| Instructions for the task |
Can you quote exactly the stretch of lines from the one with "What does this" through the final line of the material, both ends included?

| Working data |
..........
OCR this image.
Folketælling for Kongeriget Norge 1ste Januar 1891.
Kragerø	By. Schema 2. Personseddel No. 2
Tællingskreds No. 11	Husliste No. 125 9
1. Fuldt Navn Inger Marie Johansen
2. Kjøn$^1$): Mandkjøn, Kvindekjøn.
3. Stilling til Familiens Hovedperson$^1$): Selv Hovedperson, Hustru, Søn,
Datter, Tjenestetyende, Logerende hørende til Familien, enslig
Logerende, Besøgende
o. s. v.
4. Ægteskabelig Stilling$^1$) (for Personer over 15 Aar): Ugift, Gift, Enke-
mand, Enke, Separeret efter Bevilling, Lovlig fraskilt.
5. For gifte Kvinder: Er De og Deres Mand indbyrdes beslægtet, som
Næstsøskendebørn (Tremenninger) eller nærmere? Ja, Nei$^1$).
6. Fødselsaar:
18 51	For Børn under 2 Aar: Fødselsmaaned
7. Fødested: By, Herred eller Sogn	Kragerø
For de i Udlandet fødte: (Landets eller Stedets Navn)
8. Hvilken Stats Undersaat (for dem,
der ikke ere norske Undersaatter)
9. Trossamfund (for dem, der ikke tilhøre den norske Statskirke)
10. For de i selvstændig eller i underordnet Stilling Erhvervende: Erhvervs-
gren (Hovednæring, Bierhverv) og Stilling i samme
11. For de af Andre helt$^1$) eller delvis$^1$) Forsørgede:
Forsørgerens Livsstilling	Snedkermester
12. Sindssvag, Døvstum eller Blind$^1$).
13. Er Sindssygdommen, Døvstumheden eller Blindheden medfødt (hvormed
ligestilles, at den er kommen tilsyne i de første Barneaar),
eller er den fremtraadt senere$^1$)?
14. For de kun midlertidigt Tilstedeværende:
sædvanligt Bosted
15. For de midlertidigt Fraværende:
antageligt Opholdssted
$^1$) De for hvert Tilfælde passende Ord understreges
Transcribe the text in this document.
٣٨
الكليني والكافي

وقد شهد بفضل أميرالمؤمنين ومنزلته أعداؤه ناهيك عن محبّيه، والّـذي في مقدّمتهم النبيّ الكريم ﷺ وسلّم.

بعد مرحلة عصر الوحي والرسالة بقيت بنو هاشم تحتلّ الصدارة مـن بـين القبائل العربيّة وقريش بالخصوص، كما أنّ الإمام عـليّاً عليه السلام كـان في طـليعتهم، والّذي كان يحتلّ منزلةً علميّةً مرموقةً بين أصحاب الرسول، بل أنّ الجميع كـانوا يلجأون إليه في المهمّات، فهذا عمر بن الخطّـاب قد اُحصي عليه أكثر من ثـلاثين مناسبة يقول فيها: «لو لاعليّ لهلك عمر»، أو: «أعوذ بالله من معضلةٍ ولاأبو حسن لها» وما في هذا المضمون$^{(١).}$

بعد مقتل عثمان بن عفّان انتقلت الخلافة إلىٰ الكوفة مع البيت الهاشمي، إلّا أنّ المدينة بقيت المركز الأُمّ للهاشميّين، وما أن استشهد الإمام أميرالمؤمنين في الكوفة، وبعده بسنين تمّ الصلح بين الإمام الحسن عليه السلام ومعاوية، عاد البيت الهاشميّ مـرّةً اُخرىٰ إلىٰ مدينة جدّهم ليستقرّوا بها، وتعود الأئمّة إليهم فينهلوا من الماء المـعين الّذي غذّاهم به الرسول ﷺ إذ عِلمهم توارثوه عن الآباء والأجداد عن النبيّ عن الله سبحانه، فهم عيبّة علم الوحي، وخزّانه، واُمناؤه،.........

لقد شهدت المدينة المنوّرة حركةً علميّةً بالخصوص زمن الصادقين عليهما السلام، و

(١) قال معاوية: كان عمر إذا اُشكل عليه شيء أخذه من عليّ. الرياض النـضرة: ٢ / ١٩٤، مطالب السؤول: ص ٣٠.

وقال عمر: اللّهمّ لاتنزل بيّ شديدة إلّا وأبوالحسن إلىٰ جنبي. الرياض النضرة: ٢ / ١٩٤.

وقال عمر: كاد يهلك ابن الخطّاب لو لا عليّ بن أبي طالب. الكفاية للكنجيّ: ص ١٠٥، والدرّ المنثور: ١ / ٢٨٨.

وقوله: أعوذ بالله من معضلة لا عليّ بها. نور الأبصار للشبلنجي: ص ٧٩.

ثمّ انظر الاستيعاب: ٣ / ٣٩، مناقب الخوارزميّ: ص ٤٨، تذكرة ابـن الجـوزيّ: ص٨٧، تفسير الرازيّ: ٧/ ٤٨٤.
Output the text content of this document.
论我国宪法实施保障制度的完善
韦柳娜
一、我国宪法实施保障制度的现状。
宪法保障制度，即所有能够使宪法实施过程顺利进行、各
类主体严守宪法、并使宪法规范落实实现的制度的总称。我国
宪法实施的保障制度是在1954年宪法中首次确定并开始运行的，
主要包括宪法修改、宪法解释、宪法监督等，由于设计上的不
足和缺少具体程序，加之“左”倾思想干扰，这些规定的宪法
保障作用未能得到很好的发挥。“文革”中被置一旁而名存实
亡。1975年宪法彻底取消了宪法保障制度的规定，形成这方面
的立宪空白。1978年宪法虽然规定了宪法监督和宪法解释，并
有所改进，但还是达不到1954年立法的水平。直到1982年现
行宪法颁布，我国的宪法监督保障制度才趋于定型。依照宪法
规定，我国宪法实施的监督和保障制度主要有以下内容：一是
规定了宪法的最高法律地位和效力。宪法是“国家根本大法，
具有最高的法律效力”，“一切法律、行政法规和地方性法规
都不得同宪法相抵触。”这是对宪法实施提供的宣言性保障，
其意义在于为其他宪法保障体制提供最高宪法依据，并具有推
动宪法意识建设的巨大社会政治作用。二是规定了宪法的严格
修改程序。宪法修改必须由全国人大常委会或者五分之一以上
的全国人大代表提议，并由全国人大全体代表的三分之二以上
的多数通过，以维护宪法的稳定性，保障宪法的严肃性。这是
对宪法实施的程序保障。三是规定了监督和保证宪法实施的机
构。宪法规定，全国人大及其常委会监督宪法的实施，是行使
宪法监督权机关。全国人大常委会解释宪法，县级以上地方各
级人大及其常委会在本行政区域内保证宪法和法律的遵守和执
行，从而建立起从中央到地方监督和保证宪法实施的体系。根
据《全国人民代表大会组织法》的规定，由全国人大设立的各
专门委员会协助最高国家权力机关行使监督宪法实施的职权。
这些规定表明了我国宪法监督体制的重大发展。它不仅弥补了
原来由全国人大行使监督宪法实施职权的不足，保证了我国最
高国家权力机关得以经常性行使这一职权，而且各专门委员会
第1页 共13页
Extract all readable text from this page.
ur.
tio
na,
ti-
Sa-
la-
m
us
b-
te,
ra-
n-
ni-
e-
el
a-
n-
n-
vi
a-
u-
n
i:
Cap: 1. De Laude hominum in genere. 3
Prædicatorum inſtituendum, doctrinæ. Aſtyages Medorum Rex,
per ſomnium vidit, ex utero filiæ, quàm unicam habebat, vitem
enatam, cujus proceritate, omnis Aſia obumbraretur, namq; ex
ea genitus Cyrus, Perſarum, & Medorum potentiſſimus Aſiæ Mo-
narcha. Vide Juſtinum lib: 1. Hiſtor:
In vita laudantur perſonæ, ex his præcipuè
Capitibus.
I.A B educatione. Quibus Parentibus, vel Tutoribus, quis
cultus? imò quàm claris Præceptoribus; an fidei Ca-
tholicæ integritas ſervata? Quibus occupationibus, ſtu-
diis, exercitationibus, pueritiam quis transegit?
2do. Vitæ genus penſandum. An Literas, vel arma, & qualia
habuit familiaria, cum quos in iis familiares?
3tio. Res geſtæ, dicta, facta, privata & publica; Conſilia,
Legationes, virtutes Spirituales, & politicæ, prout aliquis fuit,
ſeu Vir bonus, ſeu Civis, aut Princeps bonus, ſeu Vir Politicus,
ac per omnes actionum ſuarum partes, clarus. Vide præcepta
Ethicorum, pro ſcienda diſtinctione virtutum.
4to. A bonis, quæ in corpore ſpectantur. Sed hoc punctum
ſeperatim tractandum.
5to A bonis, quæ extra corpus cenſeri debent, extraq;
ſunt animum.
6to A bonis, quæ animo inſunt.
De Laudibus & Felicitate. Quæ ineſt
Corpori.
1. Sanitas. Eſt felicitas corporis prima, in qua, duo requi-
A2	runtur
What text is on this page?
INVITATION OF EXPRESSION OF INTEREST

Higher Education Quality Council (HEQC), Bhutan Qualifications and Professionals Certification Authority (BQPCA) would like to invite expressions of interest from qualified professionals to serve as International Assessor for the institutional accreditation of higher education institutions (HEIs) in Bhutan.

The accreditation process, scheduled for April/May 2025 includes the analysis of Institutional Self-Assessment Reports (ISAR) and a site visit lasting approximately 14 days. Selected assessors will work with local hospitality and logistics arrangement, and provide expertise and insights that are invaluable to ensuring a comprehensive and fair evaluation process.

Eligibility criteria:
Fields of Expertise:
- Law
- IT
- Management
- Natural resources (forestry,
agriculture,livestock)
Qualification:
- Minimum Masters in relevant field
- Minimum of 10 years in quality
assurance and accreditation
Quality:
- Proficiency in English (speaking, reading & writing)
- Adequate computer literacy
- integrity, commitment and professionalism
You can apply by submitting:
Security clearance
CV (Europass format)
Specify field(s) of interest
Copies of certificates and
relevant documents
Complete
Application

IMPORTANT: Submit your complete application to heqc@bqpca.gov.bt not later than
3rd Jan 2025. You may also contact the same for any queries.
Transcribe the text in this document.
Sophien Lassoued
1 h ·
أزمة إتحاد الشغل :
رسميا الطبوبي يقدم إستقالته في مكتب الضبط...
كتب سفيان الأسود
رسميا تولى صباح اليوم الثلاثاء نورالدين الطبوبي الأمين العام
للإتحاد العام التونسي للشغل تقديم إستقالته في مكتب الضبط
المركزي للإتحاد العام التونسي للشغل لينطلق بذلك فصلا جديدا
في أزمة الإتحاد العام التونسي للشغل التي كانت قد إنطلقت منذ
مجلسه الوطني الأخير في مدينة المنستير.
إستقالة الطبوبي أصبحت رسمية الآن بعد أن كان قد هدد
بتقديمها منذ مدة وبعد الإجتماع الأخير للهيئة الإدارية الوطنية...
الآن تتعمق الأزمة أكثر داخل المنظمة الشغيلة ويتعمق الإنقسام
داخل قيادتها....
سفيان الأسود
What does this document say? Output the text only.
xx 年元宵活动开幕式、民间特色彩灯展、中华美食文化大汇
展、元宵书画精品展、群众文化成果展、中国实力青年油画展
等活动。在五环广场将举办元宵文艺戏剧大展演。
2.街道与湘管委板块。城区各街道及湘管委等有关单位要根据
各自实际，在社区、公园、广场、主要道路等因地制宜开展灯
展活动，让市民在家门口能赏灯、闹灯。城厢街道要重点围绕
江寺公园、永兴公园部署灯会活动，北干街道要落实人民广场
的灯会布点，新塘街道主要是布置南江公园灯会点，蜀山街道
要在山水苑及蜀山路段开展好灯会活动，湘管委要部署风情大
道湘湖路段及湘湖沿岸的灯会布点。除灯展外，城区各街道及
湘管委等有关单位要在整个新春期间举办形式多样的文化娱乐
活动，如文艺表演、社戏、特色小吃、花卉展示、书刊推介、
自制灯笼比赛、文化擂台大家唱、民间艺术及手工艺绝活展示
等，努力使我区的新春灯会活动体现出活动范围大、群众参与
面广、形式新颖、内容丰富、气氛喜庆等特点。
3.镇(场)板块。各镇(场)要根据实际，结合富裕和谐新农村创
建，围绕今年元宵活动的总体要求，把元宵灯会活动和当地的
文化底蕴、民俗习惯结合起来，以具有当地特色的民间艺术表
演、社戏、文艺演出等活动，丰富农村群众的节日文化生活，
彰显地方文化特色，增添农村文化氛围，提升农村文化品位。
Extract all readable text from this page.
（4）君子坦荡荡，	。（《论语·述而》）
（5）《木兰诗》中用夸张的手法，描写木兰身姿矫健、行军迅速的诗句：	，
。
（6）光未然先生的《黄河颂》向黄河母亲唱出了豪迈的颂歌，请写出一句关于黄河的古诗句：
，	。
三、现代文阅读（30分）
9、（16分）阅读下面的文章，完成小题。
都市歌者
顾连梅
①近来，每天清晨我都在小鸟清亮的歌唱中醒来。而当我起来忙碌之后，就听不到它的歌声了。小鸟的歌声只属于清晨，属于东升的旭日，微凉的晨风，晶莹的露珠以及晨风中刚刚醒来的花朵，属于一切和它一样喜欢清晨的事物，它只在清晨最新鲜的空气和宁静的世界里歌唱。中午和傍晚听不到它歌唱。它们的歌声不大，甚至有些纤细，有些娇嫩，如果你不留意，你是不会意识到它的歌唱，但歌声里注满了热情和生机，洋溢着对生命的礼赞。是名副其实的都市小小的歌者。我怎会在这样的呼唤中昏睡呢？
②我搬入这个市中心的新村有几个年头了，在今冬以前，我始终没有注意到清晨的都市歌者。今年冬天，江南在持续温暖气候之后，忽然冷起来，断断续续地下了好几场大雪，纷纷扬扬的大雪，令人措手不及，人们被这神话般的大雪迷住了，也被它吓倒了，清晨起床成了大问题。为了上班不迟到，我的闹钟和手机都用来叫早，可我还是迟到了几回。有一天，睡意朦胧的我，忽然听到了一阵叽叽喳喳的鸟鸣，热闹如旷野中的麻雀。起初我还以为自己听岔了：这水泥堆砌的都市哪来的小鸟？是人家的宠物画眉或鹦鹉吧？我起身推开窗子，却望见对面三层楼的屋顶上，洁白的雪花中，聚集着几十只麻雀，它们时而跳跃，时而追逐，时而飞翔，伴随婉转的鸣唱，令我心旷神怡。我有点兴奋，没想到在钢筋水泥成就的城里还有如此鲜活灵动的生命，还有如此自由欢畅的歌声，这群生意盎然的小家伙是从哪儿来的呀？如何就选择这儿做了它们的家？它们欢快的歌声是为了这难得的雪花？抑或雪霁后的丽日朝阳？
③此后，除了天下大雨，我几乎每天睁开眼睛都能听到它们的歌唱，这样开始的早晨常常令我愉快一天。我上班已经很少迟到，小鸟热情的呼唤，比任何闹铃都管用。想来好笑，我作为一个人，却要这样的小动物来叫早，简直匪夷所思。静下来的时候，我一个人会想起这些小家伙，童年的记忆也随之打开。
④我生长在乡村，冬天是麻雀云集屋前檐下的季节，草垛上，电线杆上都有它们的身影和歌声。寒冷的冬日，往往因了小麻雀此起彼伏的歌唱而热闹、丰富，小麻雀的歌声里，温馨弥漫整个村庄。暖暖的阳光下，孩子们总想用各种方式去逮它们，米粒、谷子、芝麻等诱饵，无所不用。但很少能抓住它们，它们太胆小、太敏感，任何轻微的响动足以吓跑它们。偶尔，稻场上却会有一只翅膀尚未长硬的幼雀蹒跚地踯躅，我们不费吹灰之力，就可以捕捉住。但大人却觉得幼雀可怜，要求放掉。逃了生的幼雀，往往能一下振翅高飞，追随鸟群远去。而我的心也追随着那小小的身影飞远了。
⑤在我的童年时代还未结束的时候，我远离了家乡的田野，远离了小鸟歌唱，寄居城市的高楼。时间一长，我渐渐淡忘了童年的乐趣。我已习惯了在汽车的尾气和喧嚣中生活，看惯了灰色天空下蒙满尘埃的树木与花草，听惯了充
..........
| Expected answer |
What does this document say? Output the text only.
xx 年元宵活动开幕式、民间特色彩灯展、中华美食文化大汇
展、元宵书画精品展、群众文化成果展、中国实力青年油画展
等活动。在五环广场将举办元宵文艺戏剧大展演。
2.街道与湘管委板块。城区各街道及湘管委等有关单位要根据
各自实际，在社区、公园、广场、主要道路等因地制宜开展灯
展活动，让市民在家门口能赏灯、闹灯。城厢街道要重点围绕
江寺公园、永兴公园部署灯会活动，北干街道要落实人民广场
的灯会布点，新塘街道主要是布置南江公园灯会点，蜀山街道
要在山水苑及蜀山路段开展好灯会活动，湘管委要部署风情大
道湘湖路段及湘湖沿岸的灯会布点。除灯展外，城区各街道及
湘管委等有关单位要在整个新春期间举办形式多样的文化娱乐
活动，如文艺表演、社戏、特色小吃、花卉展示、书刊推介、
自制灯笼比赛、文化擂台大家唱、民间艺术及手工艺绝活展示
等，努力使我区的新春灯会活动体现出活动范围大、群众参与
面广、形式新颖、内容丰富、气氛喜庆等特点。
3.镇(场)板块。各镇(场)要根据实际，结合富裕和谐新农村创
建，围绕今年元宵活动的总体要求，把元宵灯会活动和当地的
文化底蕴、民俗习惯结合起来，以具有当地特色的民间艺术表
演、社戏、文艺演出等活动，丰富农村群众的节日文化生活，
彰显地方文化特色，增添农村文化氛围，提升农村文化品位。
Extract all readable text from this page.
（4）君子坦荡荡，	。（《论语·述而》）
（5）《木兰诗》中用夸张的手法，描写木兰身姿矫健、行军迅速的诗句：	，
。
（6）光未然先生的《黄河颂》向黄河母亲唱出了豪迈的颂歌，请写出一句关于黄河的古诗句：
，	。
三、现代文阅读（30分）
9、（16分）阅读下面的文章，完成小题。
都市歌者
顾连梅
①近来，每天清晨我都在小鸟清亮的歌唱中醒来。而当我起来忙碌之后，就听不到它的歌声了。小鸟的歌声只属于清晨，属于东升的旭日，微凉的晨风，晶莹的露珠以及晨风中刚刚醒来的花朵，属于一切和它一样喜欢清晨的事物，它只在清晨最新鲜的空气和宁静的世界里歌唱。中午和傍晚听不到它歌唱。它们的歌声不大，甚至有些纤细，有些娇嫩，如果你不留意，你是不会意识到它的歌唱，但歌声里注满了热情和生机，洋溢着对生命的礼赞。是名副其实的都市小小的歌者。我怎会在这样的呼唤中昏睡呢？
②我搬入这个市中心的新村有几个年头了，在今冬以前，我始终没有注意到清晨的都市歌者。今年冬天，江南在持续温暖气候之后，忽然冷起来，断断续续地下了好几场大雪，纷纷扬扬的大雪，令人措手不及，人们被这神话般的大雪迷住了，也被它吓倒了，清晨起床成了大问题。为了上班不迟到，我的闹钟和手机都用来叫早，可我还是迟到了几回。有一天，睡意朦胧的我，忽然听到了一阵叽叽喳喳的鸟鸣，热闹如旷野中的麻雀。起初我还以为自己听岔了：这水泥堆砌的都市哪来的小鸟？是人家的宠物画眉或鹦鹉吧？我起身推开窗子，却望见对面三层楼的屋顶上，洁白的雪花中，聚集着几十只麻雀，它们时而跳跃，时而追逐，时而飞翔，伴随婉转的鸣唱，令我心旷神怡。我有点兴奋，没想到在钢筋水泥成就的城里还有如此鲜活灵动的生命，还有如此自由欢畅的歌声，这群生意盎然的小家伙是从哪儿来的呀？如何就选择这儿做了它们的家？它们欢快的歌声是为了这难得的雪花？抑或雪霁后的丽日朝阳？
③此后，除了天下大雨，我几乎每天睁开眼睛都能听到它们的歌唱，这样开始的早晨常常令我愉快一天。我上班已经很少迟到，小鸟热情的呼唤，比任何闹铃都管用。想来好笑，我作为一个人，却要这样的小动物来叫早，简直匪夷所思。静下来的时候，我一个人会想起这些小家伙，童年的记忆也随之打开。
④我生长在乡村，冬天是麻雀云集屋前檐下的季节，草垛上，电线杆上都有它们的身影和歌声。寒冷的冬日，往往因了小麻雀此起彼伏的歌唱而热闹、丰富，小麻雀的歌声里，温馨弥漫整个村庄。暖暖的阳光下，孩子们总想用各种方式去逮它们，米粒、谷子、芝麻等诱饵，无所不用。但很少能抓住它们，它们太胆小、太敏感，任何轻微的响动足以吓跑它们。偶尔，稻场上却会有一只翅膀尚未长硬的幼雀蹒跚地踯躅，我们不费吹灰之力，就可以捕捉住。但大人却觉得幼雀可怜，要求放掉。逃了生的幼雀，往往能一下振翅高飞，追随鸟群远去。而我的心也追随着那小小的身影飞远了。
⑤在我的童年时代还未结束的时候，我远离了家乡的田野，远离了小鸟歌唱，寄居城市的高楼。时间一长，我渐渐淡忘了童年的乐趣。我已习惯了在汽车的尾气和喧嚣中生活，看惯了灰色天空下蒙满尘埃的树木与花草，听惯了充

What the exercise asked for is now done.